### WRITTEN INSTRUCTION
Tally how many lines of these entries hold the string "members". Return the number alone.
** BEGIN **
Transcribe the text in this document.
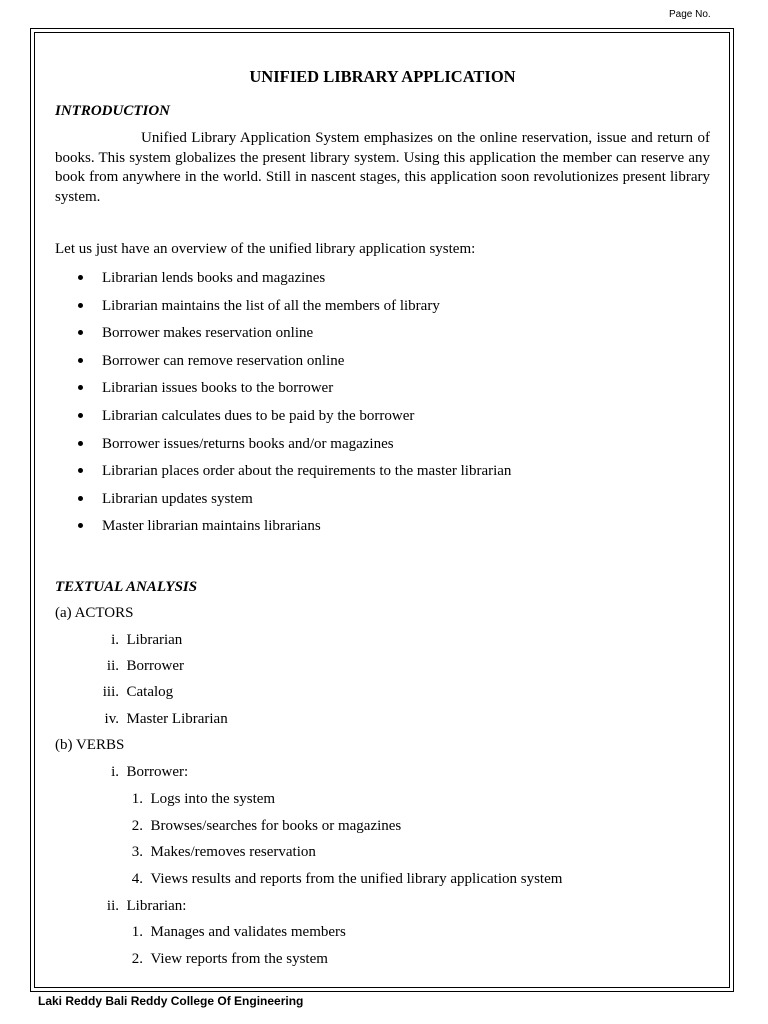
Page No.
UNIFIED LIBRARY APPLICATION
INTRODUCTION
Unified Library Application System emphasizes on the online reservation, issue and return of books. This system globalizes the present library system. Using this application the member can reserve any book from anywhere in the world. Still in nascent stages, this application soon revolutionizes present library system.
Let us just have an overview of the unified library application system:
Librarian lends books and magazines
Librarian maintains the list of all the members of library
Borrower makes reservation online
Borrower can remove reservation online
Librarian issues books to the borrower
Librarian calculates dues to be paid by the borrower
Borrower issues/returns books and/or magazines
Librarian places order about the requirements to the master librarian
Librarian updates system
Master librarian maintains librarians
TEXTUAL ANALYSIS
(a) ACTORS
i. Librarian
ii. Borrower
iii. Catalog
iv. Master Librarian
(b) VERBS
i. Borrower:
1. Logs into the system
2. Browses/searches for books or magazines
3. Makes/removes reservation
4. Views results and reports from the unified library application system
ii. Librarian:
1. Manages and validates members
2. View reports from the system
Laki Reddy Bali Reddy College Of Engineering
** END **
** BEGIN **
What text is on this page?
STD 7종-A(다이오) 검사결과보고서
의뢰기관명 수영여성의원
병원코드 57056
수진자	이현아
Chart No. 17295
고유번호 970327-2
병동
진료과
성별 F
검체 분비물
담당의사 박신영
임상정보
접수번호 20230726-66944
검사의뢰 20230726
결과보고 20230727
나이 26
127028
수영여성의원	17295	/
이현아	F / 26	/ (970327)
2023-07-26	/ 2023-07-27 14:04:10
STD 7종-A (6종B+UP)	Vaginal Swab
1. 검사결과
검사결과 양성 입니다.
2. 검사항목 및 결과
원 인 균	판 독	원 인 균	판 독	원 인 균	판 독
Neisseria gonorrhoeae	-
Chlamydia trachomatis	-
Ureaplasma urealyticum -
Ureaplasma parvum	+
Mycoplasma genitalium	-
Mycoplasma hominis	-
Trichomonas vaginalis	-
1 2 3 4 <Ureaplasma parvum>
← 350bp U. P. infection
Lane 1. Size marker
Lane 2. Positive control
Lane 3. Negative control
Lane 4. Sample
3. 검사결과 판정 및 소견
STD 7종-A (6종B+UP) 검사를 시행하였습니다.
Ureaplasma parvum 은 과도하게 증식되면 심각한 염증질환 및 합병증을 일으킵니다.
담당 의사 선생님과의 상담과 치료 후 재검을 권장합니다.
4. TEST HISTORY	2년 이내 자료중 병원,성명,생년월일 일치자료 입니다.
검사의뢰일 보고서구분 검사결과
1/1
** END **
### EXERCISE OUTPUT
2